Short exercise
Which lines hold the word "values"? Show each of them.

********

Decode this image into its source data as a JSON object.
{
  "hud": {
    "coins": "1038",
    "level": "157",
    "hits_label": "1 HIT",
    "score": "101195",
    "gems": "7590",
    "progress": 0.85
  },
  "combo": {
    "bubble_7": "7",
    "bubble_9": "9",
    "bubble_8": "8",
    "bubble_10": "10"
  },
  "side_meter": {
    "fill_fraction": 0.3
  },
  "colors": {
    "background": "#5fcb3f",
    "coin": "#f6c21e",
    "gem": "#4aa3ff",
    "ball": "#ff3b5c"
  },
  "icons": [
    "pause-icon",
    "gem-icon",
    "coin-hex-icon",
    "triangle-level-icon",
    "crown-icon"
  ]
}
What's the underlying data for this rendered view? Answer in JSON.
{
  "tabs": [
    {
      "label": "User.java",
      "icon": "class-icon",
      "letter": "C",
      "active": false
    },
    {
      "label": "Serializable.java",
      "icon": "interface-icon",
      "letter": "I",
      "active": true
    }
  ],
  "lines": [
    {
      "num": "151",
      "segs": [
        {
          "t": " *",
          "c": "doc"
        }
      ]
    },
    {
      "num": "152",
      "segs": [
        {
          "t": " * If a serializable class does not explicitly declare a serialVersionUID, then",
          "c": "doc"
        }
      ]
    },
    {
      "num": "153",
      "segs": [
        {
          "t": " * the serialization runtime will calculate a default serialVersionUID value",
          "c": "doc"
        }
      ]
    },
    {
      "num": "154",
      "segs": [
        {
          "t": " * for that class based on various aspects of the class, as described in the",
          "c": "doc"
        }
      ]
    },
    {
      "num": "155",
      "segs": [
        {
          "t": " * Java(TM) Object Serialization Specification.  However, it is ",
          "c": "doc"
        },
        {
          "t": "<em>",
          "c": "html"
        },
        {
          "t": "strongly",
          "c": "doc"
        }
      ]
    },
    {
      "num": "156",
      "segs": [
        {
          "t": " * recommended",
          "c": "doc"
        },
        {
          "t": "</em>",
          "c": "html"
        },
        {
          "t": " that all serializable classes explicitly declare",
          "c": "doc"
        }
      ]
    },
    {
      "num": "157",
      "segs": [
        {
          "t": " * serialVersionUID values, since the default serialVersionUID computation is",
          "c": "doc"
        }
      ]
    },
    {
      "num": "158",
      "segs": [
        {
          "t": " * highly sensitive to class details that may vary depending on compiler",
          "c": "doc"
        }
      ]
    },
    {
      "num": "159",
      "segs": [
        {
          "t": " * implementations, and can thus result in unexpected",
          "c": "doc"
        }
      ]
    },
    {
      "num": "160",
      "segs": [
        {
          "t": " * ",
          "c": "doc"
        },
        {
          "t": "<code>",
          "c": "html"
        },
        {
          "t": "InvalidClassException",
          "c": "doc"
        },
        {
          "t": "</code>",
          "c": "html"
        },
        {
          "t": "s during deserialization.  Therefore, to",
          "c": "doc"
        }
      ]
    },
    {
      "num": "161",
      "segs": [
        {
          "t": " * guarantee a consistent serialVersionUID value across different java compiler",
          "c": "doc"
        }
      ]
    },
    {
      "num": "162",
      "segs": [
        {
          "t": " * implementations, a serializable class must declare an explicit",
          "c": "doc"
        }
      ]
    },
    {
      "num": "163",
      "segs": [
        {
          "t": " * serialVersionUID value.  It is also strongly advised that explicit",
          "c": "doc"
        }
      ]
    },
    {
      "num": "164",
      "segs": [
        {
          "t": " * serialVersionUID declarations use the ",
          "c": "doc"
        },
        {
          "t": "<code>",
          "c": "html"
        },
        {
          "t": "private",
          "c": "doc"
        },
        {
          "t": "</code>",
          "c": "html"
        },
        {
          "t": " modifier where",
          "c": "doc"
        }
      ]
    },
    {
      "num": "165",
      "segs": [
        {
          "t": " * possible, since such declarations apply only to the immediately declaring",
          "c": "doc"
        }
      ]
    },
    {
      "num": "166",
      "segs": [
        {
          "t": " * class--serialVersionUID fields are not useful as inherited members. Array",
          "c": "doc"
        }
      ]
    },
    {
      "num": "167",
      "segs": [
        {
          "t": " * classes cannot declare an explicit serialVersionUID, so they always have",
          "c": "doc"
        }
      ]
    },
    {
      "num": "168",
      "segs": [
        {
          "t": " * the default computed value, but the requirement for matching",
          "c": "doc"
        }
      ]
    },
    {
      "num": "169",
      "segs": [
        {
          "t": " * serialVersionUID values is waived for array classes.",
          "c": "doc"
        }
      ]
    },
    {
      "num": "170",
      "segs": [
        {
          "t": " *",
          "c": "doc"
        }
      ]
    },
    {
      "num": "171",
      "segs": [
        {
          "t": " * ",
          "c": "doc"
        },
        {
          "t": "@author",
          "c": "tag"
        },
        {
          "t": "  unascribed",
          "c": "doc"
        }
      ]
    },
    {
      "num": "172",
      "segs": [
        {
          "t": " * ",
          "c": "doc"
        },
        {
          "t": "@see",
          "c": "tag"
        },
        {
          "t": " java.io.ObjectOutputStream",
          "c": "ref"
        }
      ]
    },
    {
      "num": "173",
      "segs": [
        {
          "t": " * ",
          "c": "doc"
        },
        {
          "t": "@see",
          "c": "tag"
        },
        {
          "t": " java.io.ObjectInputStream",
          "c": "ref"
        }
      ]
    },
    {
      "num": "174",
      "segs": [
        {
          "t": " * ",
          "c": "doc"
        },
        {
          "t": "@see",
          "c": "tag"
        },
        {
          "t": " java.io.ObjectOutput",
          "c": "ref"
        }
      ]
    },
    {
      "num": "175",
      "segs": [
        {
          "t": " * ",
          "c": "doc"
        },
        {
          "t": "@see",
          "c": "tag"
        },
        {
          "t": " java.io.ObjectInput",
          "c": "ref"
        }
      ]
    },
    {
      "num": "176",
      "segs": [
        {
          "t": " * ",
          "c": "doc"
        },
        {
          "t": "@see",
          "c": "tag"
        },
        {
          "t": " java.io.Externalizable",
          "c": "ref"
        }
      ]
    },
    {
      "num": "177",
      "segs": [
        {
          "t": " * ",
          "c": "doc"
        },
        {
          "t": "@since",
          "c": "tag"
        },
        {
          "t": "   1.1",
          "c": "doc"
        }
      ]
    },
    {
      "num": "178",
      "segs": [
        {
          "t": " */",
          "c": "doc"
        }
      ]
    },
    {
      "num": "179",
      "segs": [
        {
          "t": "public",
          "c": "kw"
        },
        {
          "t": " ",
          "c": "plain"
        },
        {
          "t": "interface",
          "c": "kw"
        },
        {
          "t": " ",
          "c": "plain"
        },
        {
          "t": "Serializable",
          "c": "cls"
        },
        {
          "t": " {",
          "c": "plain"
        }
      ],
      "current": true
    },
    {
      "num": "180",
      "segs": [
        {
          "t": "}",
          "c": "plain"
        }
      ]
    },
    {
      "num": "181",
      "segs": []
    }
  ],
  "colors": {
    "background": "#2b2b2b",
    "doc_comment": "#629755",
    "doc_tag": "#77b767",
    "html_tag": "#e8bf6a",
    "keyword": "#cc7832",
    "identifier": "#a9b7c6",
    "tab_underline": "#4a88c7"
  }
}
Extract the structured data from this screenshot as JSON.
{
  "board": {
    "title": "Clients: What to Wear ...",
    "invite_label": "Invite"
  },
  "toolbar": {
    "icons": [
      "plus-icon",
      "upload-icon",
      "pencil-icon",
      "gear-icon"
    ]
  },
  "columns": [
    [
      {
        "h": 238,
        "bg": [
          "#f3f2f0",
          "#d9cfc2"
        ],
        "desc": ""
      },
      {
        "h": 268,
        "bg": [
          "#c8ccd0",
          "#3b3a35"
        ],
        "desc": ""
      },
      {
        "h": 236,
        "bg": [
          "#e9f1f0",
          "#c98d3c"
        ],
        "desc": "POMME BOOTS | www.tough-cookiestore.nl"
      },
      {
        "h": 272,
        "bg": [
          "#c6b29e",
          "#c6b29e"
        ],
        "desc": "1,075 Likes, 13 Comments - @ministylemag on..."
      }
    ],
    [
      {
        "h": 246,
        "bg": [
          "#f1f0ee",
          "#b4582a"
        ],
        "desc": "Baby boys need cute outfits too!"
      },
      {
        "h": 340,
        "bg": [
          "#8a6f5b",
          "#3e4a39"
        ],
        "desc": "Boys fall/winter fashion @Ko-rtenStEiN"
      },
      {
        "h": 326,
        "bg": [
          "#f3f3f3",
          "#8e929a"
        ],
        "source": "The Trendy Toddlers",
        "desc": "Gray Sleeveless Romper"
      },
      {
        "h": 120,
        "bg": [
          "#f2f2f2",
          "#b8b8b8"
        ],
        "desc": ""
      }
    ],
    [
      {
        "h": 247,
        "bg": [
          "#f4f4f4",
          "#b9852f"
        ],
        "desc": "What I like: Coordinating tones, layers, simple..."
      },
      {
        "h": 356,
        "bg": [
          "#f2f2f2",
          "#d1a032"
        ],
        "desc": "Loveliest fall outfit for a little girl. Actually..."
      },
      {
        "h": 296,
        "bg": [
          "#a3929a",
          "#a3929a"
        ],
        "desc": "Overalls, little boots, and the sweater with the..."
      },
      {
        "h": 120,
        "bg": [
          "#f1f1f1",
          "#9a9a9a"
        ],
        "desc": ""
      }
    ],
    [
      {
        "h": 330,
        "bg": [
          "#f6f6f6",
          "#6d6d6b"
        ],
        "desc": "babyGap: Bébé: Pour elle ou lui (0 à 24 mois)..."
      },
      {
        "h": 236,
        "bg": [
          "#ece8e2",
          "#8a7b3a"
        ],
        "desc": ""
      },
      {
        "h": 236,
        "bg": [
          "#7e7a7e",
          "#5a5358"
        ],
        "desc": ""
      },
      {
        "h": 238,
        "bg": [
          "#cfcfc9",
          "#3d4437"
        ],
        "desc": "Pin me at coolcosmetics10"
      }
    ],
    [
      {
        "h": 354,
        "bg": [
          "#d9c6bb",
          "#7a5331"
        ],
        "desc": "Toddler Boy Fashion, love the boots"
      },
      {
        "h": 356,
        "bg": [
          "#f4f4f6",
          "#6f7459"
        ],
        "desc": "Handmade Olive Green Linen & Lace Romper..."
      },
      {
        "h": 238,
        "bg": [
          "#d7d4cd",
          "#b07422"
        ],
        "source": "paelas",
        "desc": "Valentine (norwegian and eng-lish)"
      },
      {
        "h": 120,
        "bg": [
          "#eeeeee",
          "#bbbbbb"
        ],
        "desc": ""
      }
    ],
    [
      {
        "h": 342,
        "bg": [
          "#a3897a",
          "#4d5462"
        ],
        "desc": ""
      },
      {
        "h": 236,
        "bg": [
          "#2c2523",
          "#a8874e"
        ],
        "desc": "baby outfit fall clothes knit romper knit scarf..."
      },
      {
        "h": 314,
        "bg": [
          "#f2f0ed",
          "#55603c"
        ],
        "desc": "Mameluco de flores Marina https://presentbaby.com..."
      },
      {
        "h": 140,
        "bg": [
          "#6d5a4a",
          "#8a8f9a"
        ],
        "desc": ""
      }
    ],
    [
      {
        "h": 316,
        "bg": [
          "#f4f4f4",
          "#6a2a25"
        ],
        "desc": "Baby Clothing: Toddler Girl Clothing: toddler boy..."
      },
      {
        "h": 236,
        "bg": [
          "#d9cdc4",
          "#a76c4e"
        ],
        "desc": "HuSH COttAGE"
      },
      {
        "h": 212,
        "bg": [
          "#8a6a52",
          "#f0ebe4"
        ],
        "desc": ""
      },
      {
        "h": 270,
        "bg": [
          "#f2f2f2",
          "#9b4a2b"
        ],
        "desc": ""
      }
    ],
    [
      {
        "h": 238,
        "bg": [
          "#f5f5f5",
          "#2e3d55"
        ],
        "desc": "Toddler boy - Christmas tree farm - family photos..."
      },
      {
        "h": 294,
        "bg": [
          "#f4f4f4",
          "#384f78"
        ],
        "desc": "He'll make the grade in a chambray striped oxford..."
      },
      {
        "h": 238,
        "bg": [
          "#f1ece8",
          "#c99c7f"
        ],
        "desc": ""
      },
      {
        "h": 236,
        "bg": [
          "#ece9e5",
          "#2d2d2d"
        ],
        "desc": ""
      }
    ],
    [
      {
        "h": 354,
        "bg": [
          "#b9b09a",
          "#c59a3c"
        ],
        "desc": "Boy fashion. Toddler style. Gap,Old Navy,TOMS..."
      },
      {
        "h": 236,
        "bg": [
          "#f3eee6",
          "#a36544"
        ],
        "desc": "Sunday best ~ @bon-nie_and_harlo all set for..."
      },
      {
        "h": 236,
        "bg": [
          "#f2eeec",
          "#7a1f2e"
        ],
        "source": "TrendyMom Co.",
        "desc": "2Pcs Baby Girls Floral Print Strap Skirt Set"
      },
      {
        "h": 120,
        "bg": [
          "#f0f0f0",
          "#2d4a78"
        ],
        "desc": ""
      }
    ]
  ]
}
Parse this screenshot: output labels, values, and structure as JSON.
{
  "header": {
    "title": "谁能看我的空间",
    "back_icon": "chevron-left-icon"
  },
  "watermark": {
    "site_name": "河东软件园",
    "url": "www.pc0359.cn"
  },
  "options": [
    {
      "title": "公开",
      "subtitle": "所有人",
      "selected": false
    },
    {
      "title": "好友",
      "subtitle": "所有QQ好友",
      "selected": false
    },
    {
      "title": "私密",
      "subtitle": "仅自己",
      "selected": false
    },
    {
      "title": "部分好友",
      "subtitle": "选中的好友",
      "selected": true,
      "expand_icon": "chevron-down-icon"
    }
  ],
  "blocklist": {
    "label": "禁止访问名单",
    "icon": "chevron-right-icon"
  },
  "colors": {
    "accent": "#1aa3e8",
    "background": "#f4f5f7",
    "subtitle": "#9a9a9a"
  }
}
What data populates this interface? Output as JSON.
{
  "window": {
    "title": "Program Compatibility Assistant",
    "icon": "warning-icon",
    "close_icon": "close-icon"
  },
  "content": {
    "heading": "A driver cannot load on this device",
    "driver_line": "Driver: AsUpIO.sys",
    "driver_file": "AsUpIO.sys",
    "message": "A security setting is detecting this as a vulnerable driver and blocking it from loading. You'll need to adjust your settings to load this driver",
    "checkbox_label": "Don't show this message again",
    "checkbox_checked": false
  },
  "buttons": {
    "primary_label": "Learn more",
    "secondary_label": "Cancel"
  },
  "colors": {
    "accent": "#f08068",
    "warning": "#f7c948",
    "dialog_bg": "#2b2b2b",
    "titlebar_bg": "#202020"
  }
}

********

Response
          "t": " * serialVersionUID values, since the default serialVersionUID computation is",
          "t": " * serialVersionUID values is waived for array classes.",
Parse this screenshot: output labels, values, and structure as JSON.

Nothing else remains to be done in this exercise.